◆ **TASK BRIEF**:
Show each line of the listing in which the word "title" occurs.

BEGIN INPUT DATA

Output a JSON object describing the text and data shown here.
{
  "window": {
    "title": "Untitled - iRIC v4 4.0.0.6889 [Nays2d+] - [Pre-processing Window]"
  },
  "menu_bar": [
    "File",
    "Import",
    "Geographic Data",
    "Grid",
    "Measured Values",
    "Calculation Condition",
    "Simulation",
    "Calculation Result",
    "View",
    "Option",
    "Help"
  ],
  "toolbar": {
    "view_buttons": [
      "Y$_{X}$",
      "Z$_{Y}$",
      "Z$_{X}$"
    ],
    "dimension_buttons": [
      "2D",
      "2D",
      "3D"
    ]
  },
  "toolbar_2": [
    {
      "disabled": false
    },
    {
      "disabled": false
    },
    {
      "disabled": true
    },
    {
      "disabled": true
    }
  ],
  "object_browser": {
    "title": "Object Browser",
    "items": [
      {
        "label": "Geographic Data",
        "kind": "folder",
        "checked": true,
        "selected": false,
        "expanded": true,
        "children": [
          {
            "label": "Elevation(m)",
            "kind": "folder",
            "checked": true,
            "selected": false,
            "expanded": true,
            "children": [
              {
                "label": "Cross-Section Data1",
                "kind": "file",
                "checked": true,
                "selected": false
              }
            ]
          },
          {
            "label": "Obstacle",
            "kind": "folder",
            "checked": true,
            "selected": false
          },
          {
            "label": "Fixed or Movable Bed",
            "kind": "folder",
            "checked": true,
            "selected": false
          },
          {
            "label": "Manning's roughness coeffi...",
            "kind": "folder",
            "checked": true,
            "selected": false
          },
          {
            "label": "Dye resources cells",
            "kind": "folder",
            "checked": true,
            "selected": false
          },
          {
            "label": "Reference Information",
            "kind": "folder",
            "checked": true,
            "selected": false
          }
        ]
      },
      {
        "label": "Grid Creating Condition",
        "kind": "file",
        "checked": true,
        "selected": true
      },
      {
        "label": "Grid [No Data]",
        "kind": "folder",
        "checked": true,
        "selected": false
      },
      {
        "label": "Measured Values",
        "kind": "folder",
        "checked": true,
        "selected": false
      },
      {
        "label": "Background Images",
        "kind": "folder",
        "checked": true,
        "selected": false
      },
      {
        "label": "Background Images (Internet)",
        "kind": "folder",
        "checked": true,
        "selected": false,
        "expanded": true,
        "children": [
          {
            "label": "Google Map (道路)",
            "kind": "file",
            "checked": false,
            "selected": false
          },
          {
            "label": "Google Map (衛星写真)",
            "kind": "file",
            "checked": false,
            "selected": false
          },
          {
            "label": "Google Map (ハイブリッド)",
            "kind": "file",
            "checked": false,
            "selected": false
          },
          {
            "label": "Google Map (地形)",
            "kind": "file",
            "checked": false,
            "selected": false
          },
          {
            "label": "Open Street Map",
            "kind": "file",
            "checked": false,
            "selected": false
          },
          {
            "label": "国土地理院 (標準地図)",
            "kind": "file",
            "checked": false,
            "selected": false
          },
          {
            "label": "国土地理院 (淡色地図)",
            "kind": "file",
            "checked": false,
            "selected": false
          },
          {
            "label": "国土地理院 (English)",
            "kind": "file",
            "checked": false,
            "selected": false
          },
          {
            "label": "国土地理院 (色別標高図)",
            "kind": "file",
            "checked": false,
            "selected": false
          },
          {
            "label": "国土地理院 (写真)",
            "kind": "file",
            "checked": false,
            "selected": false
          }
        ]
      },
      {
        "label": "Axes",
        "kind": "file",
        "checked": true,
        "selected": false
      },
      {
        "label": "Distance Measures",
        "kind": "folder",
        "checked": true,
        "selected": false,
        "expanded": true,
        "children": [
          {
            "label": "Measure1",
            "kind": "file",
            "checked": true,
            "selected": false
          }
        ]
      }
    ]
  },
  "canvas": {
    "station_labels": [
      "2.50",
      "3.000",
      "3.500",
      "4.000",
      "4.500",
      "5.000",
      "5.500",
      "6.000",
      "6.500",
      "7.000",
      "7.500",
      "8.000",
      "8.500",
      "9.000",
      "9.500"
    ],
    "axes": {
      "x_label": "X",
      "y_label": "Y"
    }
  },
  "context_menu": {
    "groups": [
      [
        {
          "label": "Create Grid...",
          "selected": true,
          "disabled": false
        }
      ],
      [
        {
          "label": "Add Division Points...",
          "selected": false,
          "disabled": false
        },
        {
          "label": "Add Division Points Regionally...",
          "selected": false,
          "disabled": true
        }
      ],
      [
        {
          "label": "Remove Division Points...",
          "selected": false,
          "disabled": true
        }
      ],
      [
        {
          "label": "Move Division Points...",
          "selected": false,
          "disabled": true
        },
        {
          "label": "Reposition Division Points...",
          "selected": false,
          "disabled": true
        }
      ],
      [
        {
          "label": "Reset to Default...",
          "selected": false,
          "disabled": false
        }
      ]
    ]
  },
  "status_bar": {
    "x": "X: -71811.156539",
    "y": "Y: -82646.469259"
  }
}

END INPUT DATA

◆ **EXERCISE RESULT**:
    "title": "Untitled - iRIC v4 4.0.0.6889 [Nays2d+] - [Pre-processing Window]"
    "title": "Object Browser",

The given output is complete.